=== What you have to do ===
Could you convert the rows, from the first line through the line with "colorbar-segment [154,675,232,688]", into a numbered list that leaves out any blank lines?

-=-=-=-=-

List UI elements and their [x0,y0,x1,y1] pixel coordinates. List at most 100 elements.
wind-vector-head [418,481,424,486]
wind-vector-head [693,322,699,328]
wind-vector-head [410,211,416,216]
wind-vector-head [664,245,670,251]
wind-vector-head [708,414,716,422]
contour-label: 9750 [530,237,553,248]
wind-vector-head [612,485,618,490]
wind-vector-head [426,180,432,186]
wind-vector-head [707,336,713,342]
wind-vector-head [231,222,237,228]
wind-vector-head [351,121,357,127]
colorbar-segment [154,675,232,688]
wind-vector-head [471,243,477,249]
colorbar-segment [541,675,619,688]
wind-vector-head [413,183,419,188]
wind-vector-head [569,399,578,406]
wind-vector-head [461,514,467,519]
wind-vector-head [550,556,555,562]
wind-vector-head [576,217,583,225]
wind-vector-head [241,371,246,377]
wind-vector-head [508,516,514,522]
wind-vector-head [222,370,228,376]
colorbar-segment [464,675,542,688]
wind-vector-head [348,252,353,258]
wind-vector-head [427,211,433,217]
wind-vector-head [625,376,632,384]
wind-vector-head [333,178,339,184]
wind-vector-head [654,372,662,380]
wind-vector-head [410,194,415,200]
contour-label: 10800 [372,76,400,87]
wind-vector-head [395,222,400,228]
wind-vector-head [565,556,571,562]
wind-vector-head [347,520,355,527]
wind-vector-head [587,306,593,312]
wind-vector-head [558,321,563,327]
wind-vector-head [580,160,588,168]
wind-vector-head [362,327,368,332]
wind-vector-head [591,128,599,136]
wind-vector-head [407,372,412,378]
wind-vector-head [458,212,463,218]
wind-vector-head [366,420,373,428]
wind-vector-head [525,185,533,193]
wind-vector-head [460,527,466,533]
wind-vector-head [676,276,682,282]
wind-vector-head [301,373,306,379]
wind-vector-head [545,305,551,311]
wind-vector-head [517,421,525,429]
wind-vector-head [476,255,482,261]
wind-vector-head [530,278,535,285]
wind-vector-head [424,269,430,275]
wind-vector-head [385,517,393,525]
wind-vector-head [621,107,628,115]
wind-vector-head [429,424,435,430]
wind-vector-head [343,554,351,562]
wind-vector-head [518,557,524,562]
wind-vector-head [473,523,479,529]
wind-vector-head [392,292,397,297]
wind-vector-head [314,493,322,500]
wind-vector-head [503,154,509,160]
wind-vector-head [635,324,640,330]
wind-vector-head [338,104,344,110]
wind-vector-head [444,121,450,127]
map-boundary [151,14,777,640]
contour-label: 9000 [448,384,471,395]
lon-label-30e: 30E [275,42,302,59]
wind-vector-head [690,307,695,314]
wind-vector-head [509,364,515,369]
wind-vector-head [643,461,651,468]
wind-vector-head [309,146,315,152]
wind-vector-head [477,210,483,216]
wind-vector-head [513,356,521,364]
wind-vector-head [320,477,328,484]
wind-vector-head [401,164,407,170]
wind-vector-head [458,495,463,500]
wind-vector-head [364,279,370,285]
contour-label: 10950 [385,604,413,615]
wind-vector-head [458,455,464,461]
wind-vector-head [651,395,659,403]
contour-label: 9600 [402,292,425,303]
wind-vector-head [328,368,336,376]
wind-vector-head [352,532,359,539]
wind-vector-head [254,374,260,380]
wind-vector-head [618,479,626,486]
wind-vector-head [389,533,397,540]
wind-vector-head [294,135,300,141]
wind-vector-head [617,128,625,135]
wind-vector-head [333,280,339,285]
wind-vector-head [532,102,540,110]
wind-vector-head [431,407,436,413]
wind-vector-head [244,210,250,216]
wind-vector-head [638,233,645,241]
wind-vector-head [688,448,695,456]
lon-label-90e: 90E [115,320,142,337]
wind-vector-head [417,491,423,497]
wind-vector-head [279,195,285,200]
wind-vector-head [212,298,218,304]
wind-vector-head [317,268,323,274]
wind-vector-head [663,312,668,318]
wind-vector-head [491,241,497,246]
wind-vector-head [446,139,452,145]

-=-=-=-=-

=== Response for this exercise ===
1. List UI elements and their [x0,y0,x1,y1] pixel coordinates. List at most 100 elements.
2. wind-vector-head [418,481,424,486]
3. wind-vector-head [693,322,699,328]
4. wind-vector-head [410,211,416,216]
5. wind-vector-head [664,245,670,251]
6. wind-vector-head [708,414,716,422]
7. contour-label: 9750 [530,237,553,248]
8. wind-vector-head [612,485,618,490]
9. wind-vector-head [426,180,432,186]
10. wind-vector-head [707,336,713,342]
11. wind-vector-head [231,222,237,228]
12. wind-vector-head [351,121,357,127]
13. colorbar-segment [154,675,232,688]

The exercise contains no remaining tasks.